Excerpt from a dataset
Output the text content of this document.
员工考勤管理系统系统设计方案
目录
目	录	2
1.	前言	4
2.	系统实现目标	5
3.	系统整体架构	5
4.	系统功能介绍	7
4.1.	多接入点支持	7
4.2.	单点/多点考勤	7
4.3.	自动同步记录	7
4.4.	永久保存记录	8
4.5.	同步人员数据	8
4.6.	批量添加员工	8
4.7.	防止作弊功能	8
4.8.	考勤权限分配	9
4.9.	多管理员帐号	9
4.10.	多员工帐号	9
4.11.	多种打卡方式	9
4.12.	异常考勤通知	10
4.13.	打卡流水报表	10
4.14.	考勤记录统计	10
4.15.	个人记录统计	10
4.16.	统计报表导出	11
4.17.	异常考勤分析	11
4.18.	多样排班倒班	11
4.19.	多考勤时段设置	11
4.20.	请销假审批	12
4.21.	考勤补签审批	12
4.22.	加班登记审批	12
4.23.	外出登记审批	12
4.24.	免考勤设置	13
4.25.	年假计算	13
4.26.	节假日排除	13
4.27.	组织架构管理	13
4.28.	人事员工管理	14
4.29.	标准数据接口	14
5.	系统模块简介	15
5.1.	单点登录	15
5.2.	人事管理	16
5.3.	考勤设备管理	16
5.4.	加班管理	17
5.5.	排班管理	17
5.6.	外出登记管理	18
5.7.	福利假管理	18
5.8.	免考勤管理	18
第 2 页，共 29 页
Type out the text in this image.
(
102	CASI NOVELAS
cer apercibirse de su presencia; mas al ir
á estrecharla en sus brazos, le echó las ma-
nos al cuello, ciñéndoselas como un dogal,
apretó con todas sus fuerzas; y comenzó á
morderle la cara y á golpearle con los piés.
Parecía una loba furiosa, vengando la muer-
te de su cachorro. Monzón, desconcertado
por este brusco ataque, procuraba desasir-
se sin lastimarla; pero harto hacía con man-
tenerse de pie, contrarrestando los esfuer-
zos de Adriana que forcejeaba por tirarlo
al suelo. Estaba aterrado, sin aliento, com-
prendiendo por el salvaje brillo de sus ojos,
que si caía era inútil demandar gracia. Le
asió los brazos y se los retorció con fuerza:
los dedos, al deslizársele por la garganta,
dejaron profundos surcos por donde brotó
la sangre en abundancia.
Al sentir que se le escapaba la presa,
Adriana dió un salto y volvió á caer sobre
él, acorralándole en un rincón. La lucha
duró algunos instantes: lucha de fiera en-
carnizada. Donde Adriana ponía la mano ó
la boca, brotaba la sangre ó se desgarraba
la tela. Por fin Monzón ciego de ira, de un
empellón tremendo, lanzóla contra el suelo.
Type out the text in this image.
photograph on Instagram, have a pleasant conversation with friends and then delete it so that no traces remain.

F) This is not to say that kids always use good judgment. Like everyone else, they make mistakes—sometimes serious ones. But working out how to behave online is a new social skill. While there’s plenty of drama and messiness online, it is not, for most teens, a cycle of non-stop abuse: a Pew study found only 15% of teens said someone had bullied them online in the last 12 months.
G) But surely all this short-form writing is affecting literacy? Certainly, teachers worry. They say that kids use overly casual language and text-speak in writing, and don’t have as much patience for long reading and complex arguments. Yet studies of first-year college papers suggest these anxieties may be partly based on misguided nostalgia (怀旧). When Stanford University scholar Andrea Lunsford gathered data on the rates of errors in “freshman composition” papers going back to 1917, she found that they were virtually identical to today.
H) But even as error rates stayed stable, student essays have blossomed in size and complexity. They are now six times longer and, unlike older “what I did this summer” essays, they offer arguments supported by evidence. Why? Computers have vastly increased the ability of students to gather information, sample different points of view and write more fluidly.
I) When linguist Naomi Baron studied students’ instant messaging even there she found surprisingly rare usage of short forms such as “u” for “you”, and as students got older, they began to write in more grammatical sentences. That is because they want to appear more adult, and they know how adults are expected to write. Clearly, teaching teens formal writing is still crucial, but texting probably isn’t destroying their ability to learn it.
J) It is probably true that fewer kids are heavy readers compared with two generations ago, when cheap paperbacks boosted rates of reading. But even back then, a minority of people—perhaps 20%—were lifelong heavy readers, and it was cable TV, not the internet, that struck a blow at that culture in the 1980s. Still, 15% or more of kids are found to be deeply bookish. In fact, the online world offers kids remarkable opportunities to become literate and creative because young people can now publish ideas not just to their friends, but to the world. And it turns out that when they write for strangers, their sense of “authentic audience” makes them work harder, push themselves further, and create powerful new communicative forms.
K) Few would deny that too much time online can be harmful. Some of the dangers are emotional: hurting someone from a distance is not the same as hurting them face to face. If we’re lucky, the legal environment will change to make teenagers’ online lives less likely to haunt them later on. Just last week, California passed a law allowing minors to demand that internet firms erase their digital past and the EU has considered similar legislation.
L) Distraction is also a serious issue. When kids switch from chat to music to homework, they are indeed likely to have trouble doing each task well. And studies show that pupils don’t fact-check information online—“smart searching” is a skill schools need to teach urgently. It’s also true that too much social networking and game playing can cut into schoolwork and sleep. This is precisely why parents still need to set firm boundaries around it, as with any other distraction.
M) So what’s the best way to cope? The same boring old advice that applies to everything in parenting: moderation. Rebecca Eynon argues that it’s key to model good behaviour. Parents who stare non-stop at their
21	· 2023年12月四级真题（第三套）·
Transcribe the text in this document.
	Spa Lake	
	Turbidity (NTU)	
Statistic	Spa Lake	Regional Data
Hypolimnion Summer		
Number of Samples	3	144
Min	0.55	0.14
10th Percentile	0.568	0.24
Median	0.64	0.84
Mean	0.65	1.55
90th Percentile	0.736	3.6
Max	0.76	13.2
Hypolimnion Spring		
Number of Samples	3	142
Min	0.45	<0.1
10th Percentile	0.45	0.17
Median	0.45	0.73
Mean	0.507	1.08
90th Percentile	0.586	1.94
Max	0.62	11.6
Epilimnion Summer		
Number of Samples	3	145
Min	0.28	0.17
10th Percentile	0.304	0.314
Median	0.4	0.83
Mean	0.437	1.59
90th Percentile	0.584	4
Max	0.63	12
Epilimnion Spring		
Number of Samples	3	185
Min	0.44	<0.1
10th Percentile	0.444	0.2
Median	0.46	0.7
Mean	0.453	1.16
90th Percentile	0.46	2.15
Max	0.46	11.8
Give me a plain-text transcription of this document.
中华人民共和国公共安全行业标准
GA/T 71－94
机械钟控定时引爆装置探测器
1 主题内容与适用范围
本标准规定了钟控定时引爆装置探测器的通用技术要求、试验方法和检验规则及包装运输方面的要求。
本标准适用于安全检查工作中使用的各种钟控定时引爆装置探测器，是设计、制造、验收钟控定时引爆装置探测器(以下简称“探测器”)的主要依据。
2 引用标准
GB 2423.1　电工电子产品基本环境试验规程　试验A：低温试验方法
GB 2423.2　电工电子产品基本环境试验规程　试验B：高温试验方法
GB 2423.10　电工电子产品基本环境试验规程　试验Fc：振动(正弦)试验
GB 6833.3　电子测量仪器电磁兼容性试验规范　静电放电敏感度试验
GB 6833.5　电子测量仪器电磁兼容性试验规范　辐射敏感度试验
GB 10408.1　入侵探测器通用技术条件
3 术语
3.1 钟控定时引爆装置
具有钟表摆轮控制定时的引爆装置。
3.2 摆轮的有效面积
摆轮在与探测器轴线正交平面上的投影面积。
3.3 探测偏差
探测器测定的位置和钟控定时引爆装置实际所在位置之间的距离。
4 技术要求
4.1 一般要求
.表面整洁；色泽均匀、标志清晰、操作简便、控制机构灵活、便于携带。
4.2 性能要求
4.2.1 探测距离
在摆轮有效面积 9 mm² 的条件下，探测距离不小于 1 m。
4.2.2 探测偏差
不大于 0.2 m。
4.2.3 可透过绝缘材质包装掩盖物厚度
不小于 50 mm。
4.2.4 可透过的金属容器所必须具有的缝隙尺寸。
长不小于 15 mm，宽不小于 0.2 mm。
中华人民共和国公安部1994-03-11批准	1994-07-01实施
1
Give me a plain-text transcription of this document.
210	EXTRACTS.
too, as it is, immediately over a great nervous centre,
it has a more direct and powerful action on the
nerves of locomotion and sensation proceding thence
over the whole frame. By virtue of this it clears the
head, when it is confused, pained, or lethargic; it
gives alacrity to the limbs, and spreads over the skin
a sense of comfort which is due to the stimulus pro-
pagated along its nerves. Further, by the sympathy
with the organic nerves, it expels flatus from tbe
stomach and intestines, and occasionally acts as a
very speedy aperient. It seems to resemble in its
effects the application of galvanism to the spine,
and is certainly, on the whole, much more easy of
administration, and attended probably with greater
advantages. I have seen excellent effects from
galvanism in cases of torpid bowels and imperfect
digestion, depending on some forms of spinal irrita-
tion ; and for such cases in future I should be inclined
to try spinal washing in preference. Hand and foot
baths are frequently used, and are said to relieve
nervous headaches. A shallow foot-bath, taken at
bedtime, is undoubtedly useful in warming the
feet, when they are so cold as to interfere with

* _SHORT EXERCISE_:
In the records above, how many lines include the string "spinal"? Answer with only the number.

* _OUTPUT FOR THIS TASK_:
2